## start Data provided

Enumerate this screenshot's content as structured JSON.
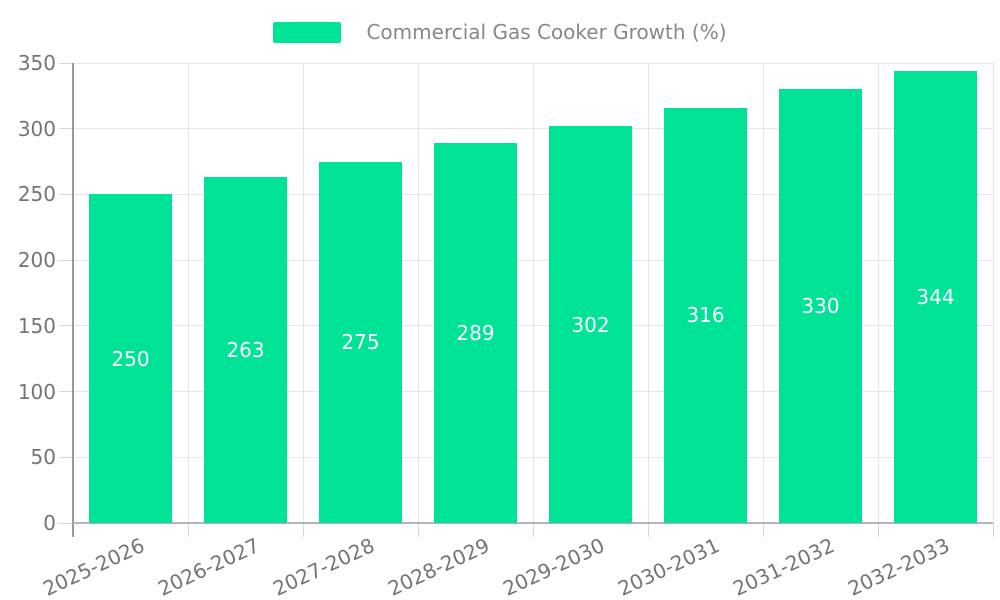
{
  "legend": {
    "label": "Commercial Gas Cooker Growth (%)"
  },
  "colors": {
    "bar": "#00E396",
    "grid": "#e7e7e7",
    "y_axis_line": "#9a9a9a",
    "x_axis_line": "#b5b5b5",
    "tick_mark": "#d6d6d6",
    "tick_label_text": "#757575",
    "legend_text": "#888888",
    "value_label_text": "#ffffff",
    "background": "#ffffff"
  },
  "chart_data": {
    "type": "bar",
    "title": "Commercial Gas Cooker Growth (%)",
    "categories": [
      "2025-2026",
      "2026-2027",
      "2027-2028",
      "2028-2029",
      "2029-2030",
      "2030-2031",
      "2031-2032",
      "2032-2033"
    ],
    "values": [
      250,
      263,
      275,
      289,
      302,
      316,
      330,
      344
    ],
    "xlabel": "",
    "ylabel": "",
    "ylim": [
      0,
      350
    ],
    "yticks": [
      0,
      50,
      100,
      150,
      200,
      250,
      300,
      350
    ],
    "grid": true,
    "legend_position": "top",
    "bar_color": "#00E396",
    "value_label_position": "inside-center",
    "value_label_color": "#ffffff"
  }
}
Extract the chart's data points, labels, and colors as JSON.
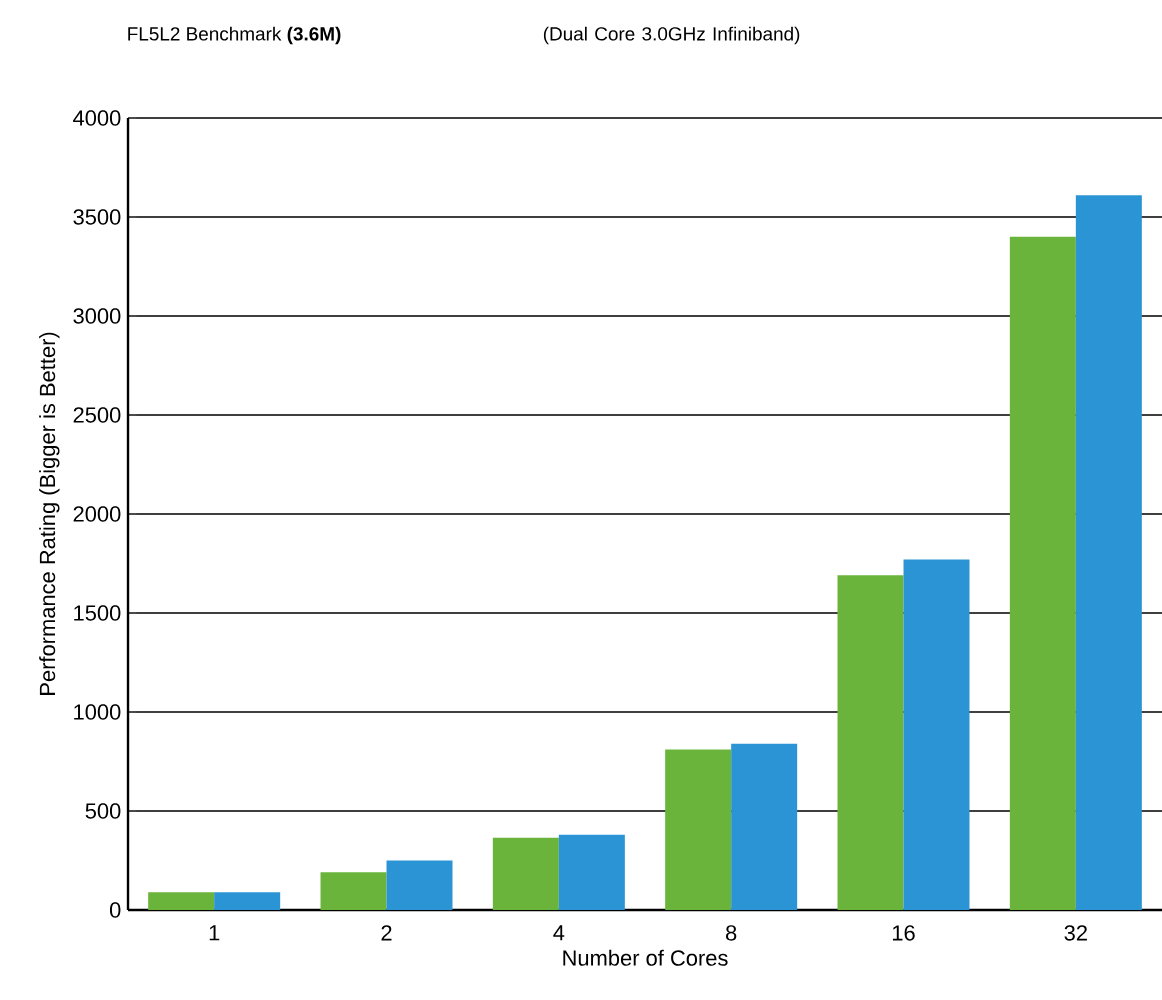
{
  "chart_data": {
    "type": "bar",
    "title": "FL5L2 Benchmark **(3.6M)**",
    "subtitle": "(Dual Core 3.0GHz Infiniband)",
    "xlabel": "Number of Cores",
    "ylabel": "Performance Rating (Bigger is Better)",
    "categories": [
      "1",
      "2",
      "4",
      "8",
      "16",
      "32"
    ],
    "series": [
      {
        "color": "#6ab43c",
        "values": [
          90,
          190,
          365,
          810,
          1690,
          3400
        ]
      },
      {
        "color": "#2a94d4",
        "values": [
          90,
          250,
          380,
          840,
          1770,
          3610
        ]
      }
    ],
    "ylim": [
      0,
      4000
    ],
    "yticks": [
      0,
      500,
      1000,
      1500,
      2000,
      2500,
      3000,
      3500,
      4000
    ],
    "grid": "y"
  }
}
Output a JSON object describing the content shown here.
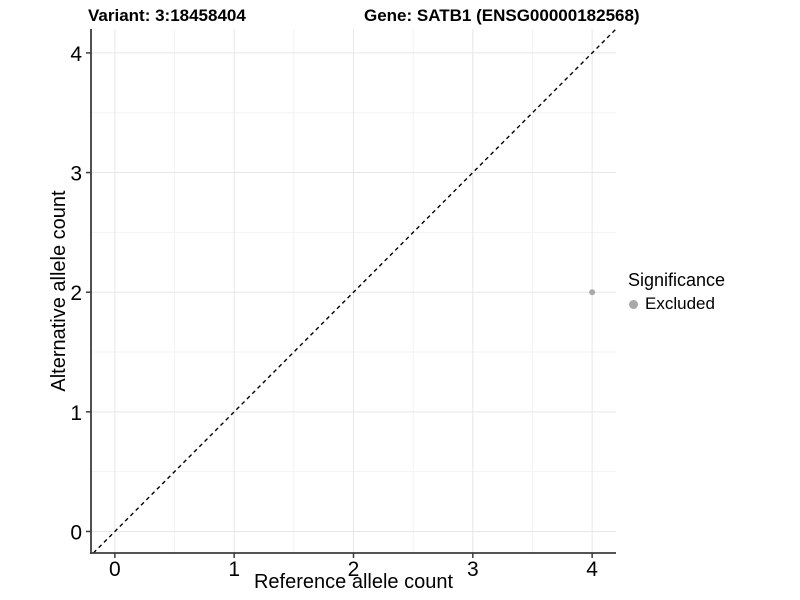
{
  "chart_data": {
    "type": "scatter",
    "titles": {
      "left": "Variant: 3:18458404",
      "right": "Gene: SATB1 (ENSG00000182568)"
    },
    "xlabel": "Reference allele count",
    "ylabel": "Alternative allele count",
    "xlim": [
      -0.2,
      4.2
    ],
    "ylim": [
      -0.18,
      4.2
    ],
    "xticks": [
      0,
      1,
      2,
      3,
      4
    ],
    "yticks": [
      0,
      1,
      2,
      3,
      4
    ],
    "xticks_minor": [
      0.5,
      1.5,
      2.5,
      3.5
    ],
    "yticks_minor": [
      0.5,
      1.5,
      2.5,
      3.5
    ],
    "grid": "on",
    "identity_line": {
      "slope": 1,
      "intercept": 0,
      "style": "dashed",
      "color": "#000000"
    },
    "series": [
      {
        "name": "Excluded",
        "color": "#aaaaaa",
        "points": [
          {
            "x": 4,
            "y": 2
          }
        ]
      }
    ],
    "point_radius": 3,
    "legend": {
      "title": "Significance",
      "position": "right",
      "items": [
        {
          "label": "Excluded",
          "color": "#a8a8a8"
        }
      ]
    },
    "colors": {
      "background": "#ffffff",
      "grid_major": "#e7e7e7",
      "grid_minor": "#f3f3f3",
      "axis": "#3c3c3c",
      "text": "#000000"
    }
  }
}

## end Data provided

» **Work to do**: From the listing above, copy every line that includes the word "colors".

» **Exercise response**:
  "colors": {
Extract the chart's data points, labels, and colors as JSON.
    "colors": {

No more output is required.